**To be done**
Would you repeat the listing exactly but omit every picture?

Stored data
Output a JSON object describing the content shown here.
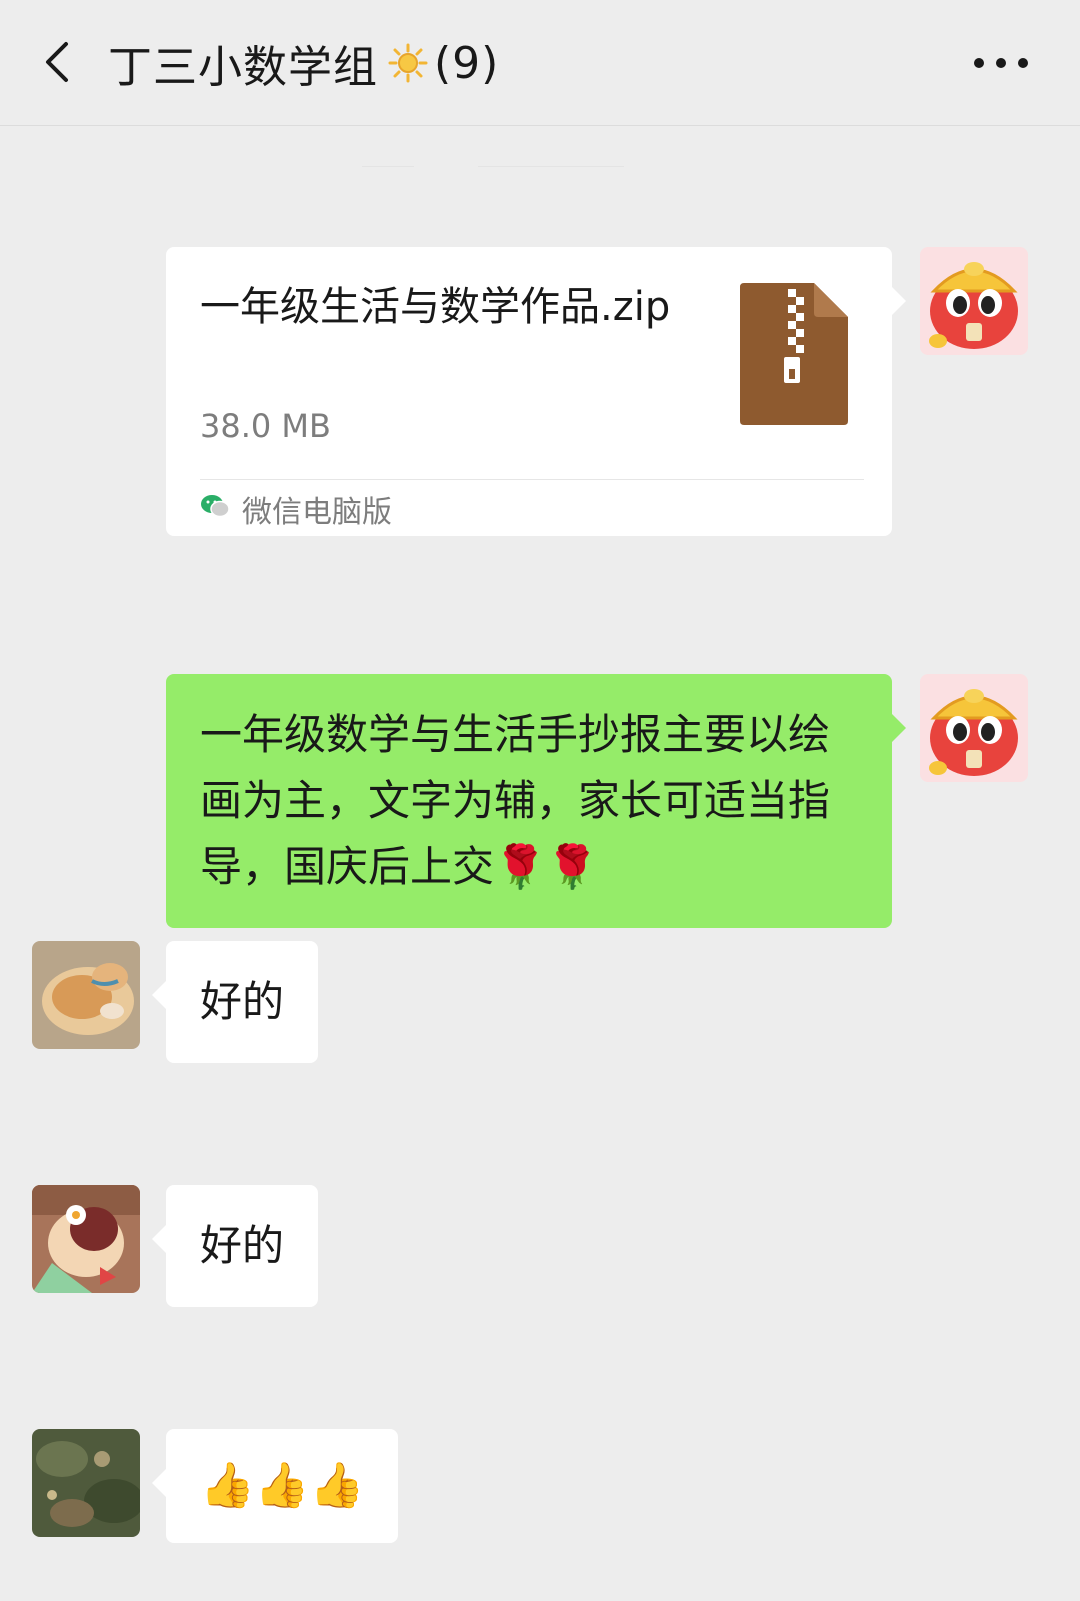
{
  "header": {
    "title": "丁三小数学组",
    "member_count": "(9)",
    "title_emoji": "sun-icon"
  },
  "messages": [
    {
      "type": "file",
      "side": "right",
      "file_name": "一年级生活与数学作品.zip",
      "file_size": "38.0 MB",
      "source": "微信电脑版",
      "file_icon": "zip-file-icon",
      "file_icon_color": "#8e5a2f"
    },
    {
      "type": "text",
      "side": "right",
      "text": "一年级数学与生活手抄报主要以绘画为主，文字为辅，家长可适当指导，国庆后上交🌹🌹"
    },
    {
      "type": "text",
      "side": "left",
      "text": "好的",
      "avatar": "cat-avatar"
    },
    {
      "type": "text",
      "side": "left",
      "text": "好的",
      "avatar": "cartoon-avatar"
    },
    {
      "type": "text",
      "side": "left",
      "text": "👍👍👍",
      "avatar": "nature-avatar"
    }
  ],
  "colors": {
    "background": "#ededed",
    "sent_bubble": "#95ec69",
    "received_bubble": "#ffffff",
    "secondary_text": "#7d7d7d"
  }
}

**Response to the task**
Output a JSON object describing the content shown here.
{
  "header": {
    "title": "丁三小数学组",
    "member_count": "(9)",
    "title_emoji": "sun-icon"
  },
  "messages": [
    {
      "type": "file",
      "side": "right",
      "file_name": "一年级生活与数学作品.zip",
      "file_size": "38.0 MB",
      "source": "微信电脑版",
      "file_icon": "zip-file-icon",
      "file_icon_color": "#8e5a2f"
    },
    {
      "type": "text",
      "side": "right",
      "text": "一年级数学与生活手抄报主要以绘画为主，文字为辅，家长可适当指导，国庆后上交🌹🌹"
    },
    {
      "type": "text",
      "side": "left",
      "text": "好的",
      "avatar": "cat-avatar"
    },
    {
      "type": "text",
      "side": "left",
      "text": "好的",
      "avatar": "cartoon-avatar"
    },
    {
      "type": "text",
      "side": "left",
      "text": "👍👍👍",
      "avatar": "nature-avatar"
    }
  ],
  "colors": {
    "background": "#ededed",
    "sent_bubble": "#95ec69",
    "received_bubble": "#ffffff",
    "secondary_text": "#7d7d7d"
  }
}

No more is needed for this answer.